[Start of Attachment]

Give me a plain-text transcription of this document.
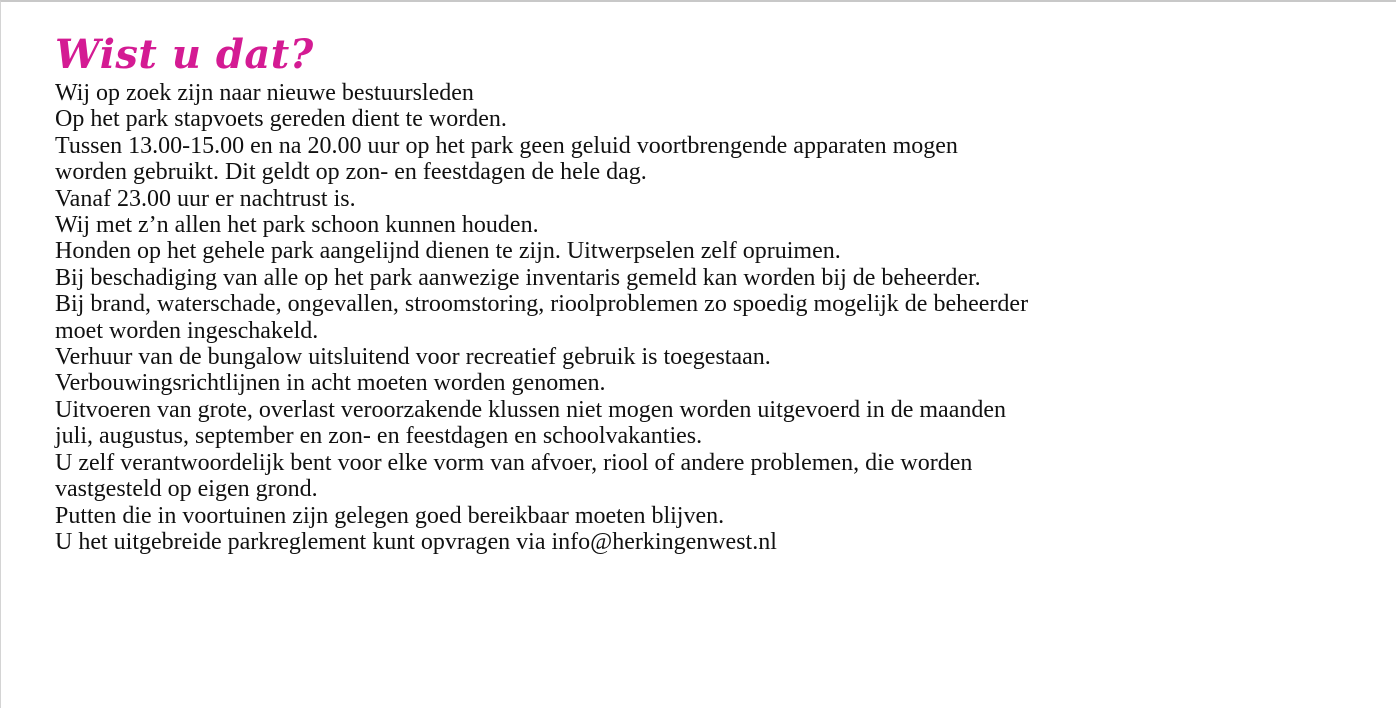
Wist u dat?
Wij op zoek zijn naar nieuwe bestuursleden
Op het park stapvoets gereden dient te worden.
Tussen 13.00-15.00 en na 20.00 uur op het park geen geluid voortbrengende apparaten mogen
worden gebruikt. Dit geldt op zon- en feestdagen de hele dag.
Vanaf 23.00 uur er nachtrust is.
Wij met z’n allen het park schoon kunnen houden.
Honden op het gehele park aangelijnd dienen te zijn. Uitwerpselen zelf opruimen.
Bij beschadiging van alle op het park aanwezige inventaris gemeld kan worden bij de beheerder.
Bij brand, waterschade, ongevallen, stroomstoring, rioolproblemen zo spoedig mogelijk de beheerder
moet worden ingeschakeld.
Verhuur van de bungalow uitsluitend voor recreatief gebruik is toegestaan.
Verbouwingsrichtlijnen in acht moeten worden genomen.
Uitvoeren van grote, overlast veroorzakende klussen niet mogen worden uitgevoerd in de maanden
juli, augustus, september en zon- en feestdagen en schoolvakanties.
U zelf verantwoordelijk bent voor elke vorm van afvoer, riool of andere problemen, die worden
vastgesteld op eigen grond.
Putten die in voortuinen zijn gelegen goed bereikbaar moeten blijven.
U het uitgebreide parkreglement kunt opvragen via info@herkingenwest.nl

[End of Attachment]

*BRIEF:*
Reproduce every entry word for word, but omit the pictures.

*SOLUTION FOR THIS PROBLEM:*
Give me a plain-text transcription of this document.
Wist u dat?
Wij op zoek zijn naar nieuwe bestuursleden
Op het park stapvoets gereden dient te worden.
Tussen 13.00-15.00 en na 20.00 uur op het park geen geluid voortbrengende apparaten mogen
worden gebruikt. Dit geldt op zon- en feestdagen de hele dag.
Vanaf 23.00 uur er nachtrust is.
Wij met z’n allen het park schoon kunnen houden.
Honden op het gehele park aangelijnd dienen te zijn. Uitwerpselen zelf opruimen.
Bij beschadiging van alle op het park aanwezige inventaris gemeld kan worden bij de beheerder.
Bij brand, waterschade, ongevallen, stroomstoring, rioolproblemen zo spoedig mogelijk de beheerder
moet worden ingeschakeld.
Verhuur van de bungalow uitsluitend voor recreatief gebruik is toegestaan.
Verbouwingsrichtlijnen in acht moeten worden genomen.
Uitvoeren van grote, overlast veroorzakende klussen niet mogen worden uitgevoerd in de maanden
juli, augustus, september en zon- en feestdagen en schoolvakanties.
U zelf verantwoordelijk bent voor elke vorm van afvoer, riool of andere problemen, die worden
vastgesteld op eigen grond.
Putten die in voortuinen zijn gelegen goed bereikbaar moeten blijven.
U het uitgebreide parkreglement kunt opvragen via info@herkingenwest.nl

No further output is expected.